▸ **Prompt**
Find the string "source" in the entries and copy each line that has it.

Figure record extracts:
■ ■ ■ ■
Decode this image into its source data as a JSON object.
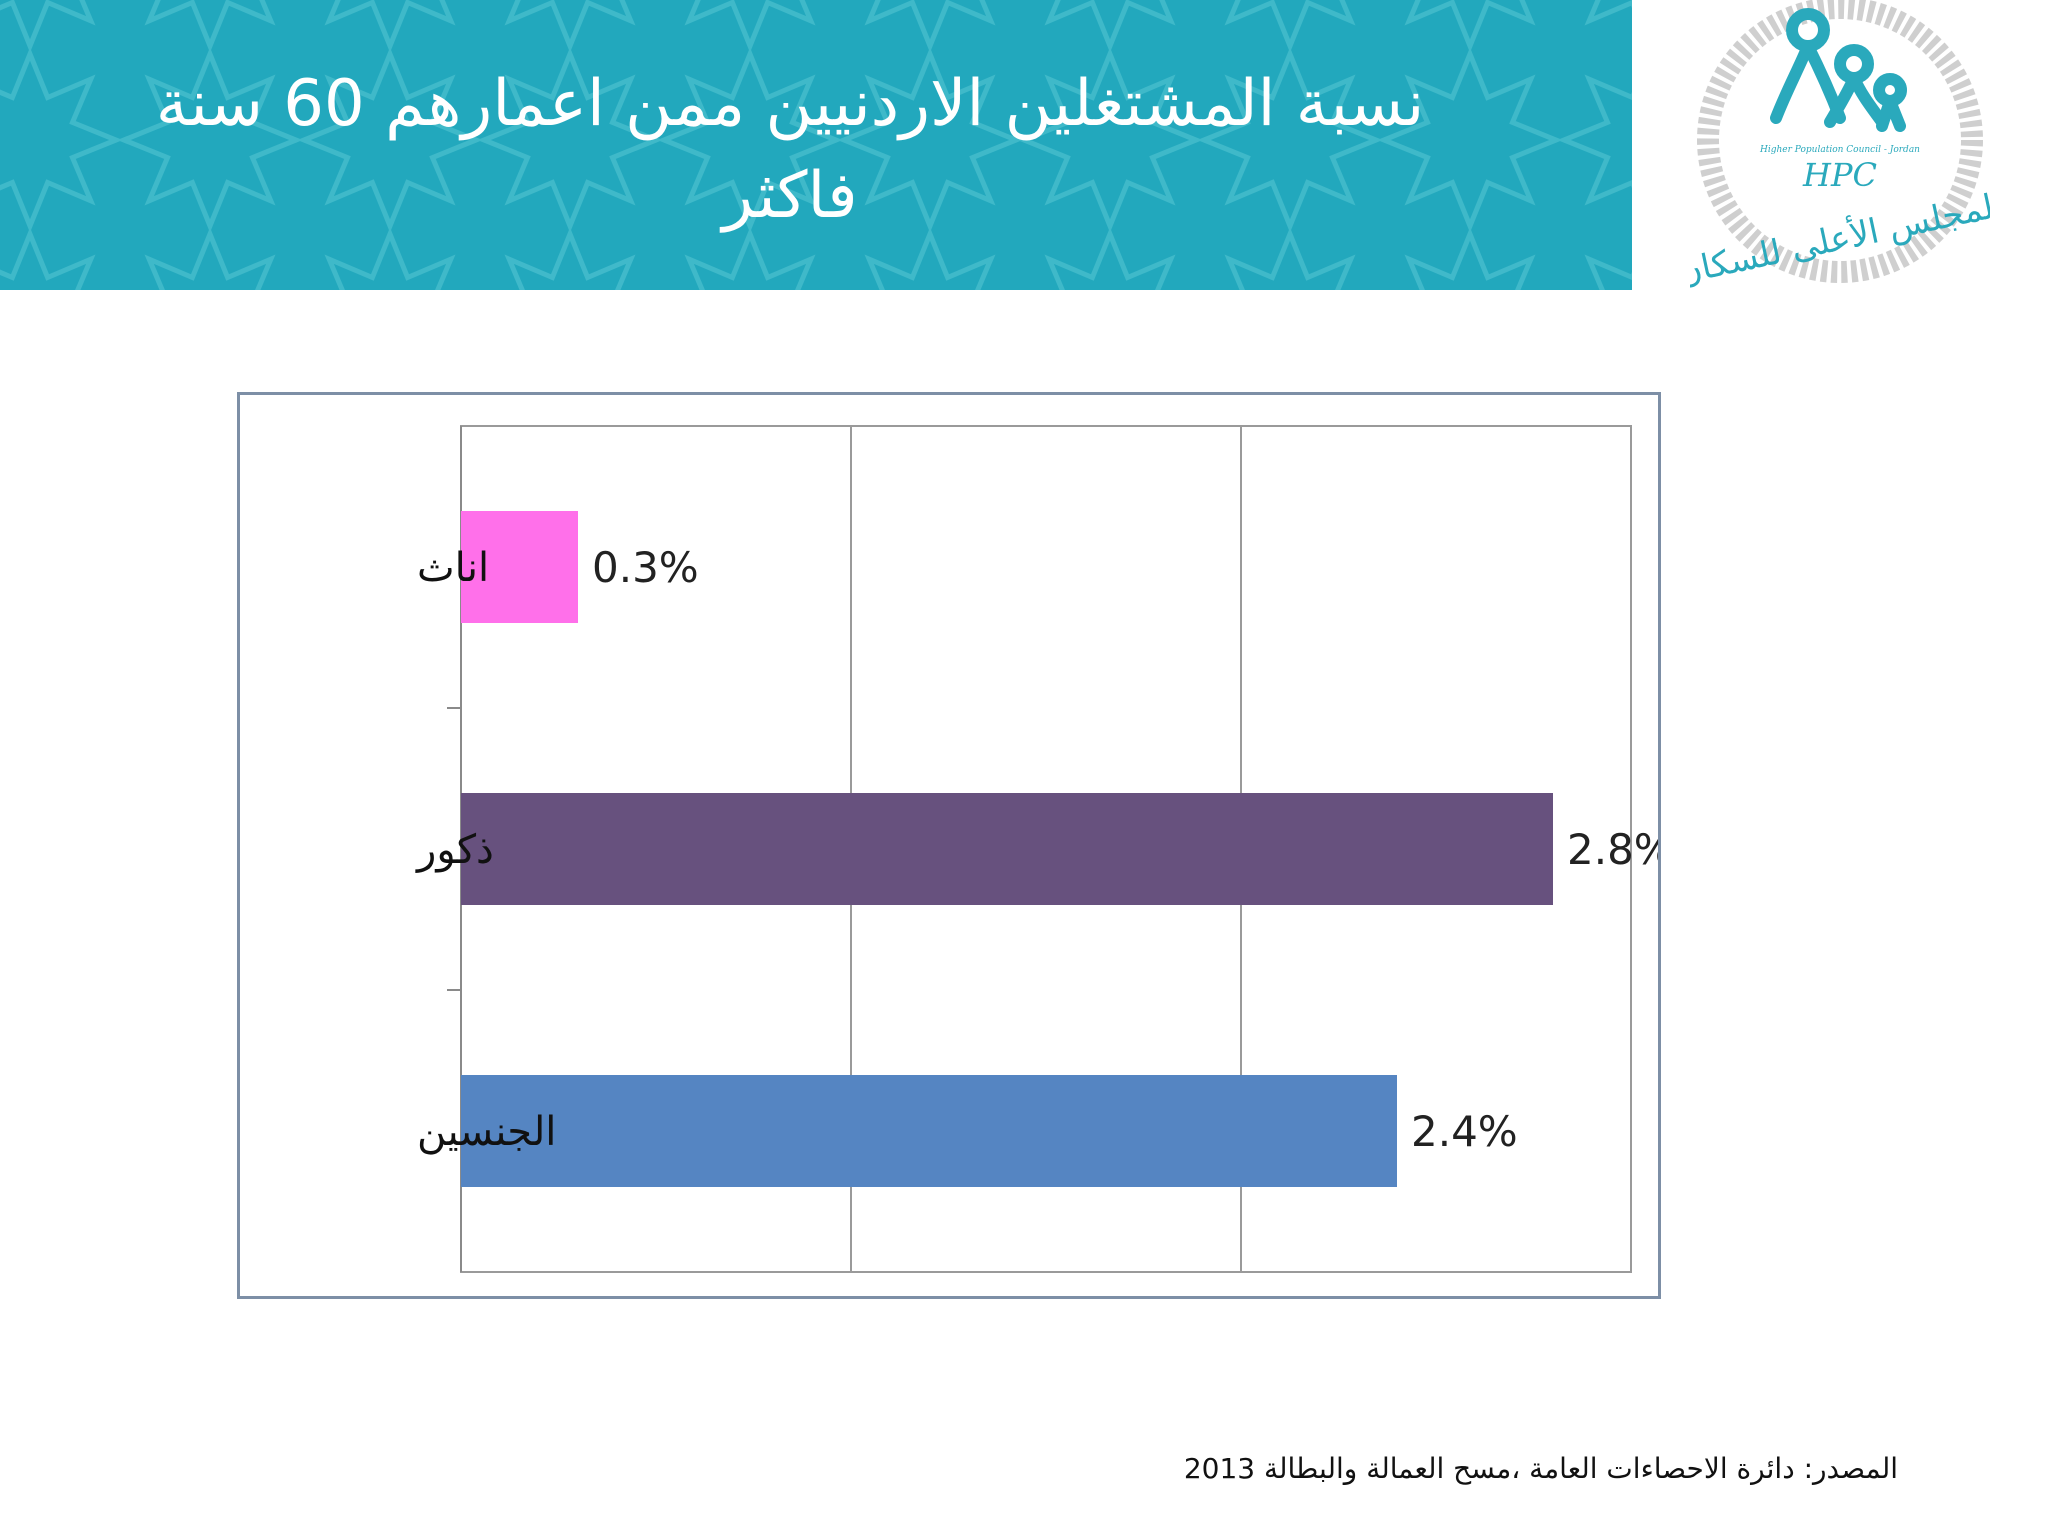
{
  "header": {
    "title": "نسبة المشتغلين الاردنيين ممن اعمارهم 60 سنة فاكثر",
    "banner_color": "#22a8bd"
  },
  "logo": {
    "initials": "HPC",
    "english_name": "Higher Population Council - Jordan",
    "arabic_name": "المجلس الأعلى للسكان",
    "color": "#2aa9bc"
  },
  "chart_data": {
    "type": "bar",
    "orientation": "horizontal",
    "categories": [
      "اناث",
      "ذكور",
      "الجنسين"
    ],
    "values": [
      0.3,
      2.8,
      2.4
    ],
    "data_labels": [
      "0.3%",
      "2.8%",
      "2.4%"
    ],
    "colors": [
      "#ff70ea",
      "#67517e",
      "#5585c2"
    ],
    "xlim": [
      0,
      3
    ],
    "grid": true,
    "title": "",
    "xlabel": "",
    "ylabel": ""
  },
  "footer": {
    "source": "المصدر: دائرة الاحصاءات العامة ،مسح العمالة والبطالة 2013"
  }
}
■ ■ ■ ■
▸ **Answer for the task**
Decode this image into its source data as a JSON object.
    "source": "المصدر: دائرة الاحصاءات العامة ،مسح العمالة والبطالة 2013"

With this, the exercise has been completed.